**Problem**
Every line of the records below should be restated exactly.

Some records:
-*-*-

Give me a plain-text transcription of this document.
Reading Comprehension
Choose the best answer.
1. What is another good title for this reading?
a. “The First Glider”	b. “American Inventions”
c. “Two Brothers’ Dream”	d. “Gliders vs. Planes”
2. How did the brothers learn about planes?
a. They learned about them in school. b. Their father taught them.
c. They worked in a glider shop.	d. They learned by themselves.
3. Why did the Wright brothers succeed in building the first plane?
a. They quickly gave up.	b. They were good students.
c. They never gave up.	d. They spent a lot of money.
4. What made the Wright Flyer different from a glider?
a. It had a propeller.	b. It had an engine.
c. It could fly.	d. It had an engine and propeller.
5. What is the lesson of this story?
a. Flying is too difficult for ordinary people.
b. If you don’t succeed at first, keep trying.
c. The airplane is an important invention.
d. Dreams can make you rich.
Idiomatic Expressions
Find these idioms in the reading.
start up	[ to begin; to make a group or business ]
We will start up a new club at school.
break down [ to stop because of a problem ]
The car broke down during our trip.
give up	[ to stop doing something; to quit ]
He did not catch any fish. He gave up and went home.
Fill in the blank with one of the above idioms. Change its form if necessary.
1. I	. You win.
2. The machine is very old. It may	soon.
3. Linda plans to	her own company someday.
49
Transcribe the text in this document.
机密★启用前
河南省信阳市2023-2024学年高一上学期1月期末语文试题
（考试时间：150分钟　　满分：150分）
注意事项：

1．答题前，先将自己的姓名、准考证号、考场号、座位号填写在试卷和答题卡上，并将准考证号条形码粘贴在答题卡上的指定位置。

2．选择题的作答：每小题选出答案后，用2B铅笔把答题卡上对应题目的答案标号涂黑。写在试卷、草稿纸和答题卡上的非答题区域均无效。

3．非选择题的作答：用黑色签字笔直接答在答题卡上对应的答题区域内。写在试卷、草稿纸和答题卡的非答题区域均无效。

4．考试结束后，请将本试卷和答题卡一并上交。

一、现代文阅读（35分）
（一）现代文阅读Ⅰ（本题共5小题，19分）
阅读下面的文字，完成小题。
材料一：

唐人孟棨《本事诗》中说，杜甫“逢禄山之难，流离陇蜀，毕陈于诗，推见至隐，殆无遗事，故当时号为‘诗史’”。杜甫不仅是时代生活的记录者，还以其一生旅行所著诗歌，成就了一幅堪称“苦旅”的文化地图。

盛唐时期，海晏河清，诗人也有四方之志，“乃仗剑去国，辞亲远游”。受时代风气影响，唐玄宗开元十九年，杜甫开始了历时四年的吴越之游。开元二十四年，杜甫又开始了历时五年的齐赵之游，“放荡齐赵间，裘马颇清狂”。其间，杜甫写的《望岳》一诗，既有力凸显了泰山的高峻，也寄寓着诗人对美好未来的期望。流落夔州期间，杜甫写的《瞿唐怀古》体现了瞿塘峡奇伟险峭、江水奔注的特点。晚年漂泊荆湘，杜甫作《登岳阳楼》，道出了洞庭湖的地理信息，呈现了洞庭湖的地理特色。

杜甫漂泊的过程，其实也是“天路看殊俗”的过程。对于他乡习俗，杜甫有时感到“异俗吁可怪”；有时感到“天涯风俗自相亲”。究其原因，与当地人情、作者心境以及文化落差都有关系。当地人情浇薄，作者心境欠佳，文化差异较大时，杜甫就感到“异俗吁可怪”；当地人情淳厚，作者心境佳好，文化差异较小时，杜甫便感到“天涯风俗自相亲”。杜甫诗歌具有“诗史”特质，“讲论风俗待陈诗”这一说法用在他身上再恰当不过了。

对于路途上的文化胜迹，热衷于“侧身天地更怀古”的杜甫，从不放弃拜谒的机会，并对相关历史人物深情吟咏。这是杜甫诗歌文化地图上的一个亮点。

-*-*-

**Result below**
Give me a plain-text transcription of this document.
Reading Comprehension
Choose the best answer.
1. What is another good title for this reading?
a. “The First Glider”	b. “American Inventions”
c. “Two Brothers’ Dream”	d. “Gliders vs. Planes”
2. How did the brothers learn about planes?
a. They learned about them in school. b. Their father taught them.
c. They worked in a glider shop.	d. They learned by themselves.
3. Why did the Wright brothers succeed in building the first plane?
a. They quickly gave up.	b. They were good students.
c. They never gave up.	d. They spent a lot of money.
4. What made the Wright Flyer different from a glider?
a. It had a propeller.	b. It had an engine.
c. It could fly.	d. It had an engine and propeller.
5. What is the lesson of this story?
a. Flying is too difficult for ordinary people.
b. If you don’t succeed at first, keep trying.
c. The airplane is an important invention.
d. Dreams can make you rich.
Idiomatic Expressions
Find these idioms in the reading.
start up	[ to begin; to make a group or business ]
We will start up a new club at school.
break down [ to stop because of a problem ]
The car broke down during our trip.
give up	[ to stop doing something; to quit ]
He did not catch any fish. He gave up and went home.
Fill in the blank with one of the above idioms. Change its form if necessary.
1. I	. You win.
2. The machine is very old. It may	soon.
3. Linda plans to	her own company someday.
49
Transcribe the text in this document.
机密★启用前
河南省信阳市2023-2024学年高一上学期1月期末语文试题
（考试时间：150分钟　　满分：150分）
注意事项：

1．答题前，先将自己的姓名、准考证号、考场号、座位号填写在试卷和答题卡上，并将准考证号条形码粘贴在答题卡上的指定位置。

2．选择题的作答：每小题选出答案后，用2B铅笔把答题卡上对应题目的答案标号涂黑。写在试卷、草稿纸和答题卡上的非答题区域均无效。

3．非选择题的作答：用黑色签字笔直接答在答题卡上对应的答题区域内。写在试卷、草稿纸和答题卡的非答题区域均无效。

4．考试结束后，请将本试卷和答题卡一并上交。

一、现代文阅读（35分）
（一）现代文阅读Ⅰ（本题共5小题，19分）
阅读下面的文字，完成小题。
材料一：

唐人孟棨《本事诗》中说，杜甫“逢禄山之难，流离陇蜀，毕陈于诗，推见至隐，殆无遗事，故当时号为‘诗史’”。杜甫不仅是时代生活的记录者，还以其一生旅行所著诗歌，成就了一幅堪称“苦旅”的文化地图。

盛唐时期，海晏河清，诗人也有四方之志，“乃仗剑去国，辞亲远游”。受时代风气影响，唐玄宗开元十九年，杜甫开始了历时四年的吴越之游。开元二十四年，杜甫又开始了历时五年的齐赵之游，“放荡齐赵间，裘马颇清狂”。其间，杜甫写的《望岳》一诗，既有力凸显了泰山的高峻，也寄寓着诗人对美好未来的期望。流落夔州期间，杜甫写的《瞿唐怀古》体现了瞿塘峡奇伟险峭、江水奔注的特点。晚年漂泊荆湘，杜甫作《登岳阳楼》，道出了洞庭湖的地理信息，呈现了洞庭湖的地理特色。

杜甫漂泊的过程，其实也是“天路看殊俗”的过程。对于他乡习俗，杜甫有时感到“异俗吁可怪”；有时感到“天涯风俗自相亲”。究其原因，与当地人情、作者心境以及文化落差都有关系。当地人情浇薄，作者心境欠佳，文化差异较大时，杜甫就感到“异俗吁可怪”；当地人情淳厚，作者心境佳好，文化差异较小时，杜甫便感到“天涯风俗自相亲”。杜甫诗歌具有“诗史”特质，“讲论风俗待陈诗”这一说法用在他身上再恰当不过了。

对于路途上的文化胜迹，热衷于“侧身天地更怀古”的杜甫，从不放弃拜谒的机会，并对相关历史人物深情吟咏。这是杜甫诗歌文化地图上的一个亮点。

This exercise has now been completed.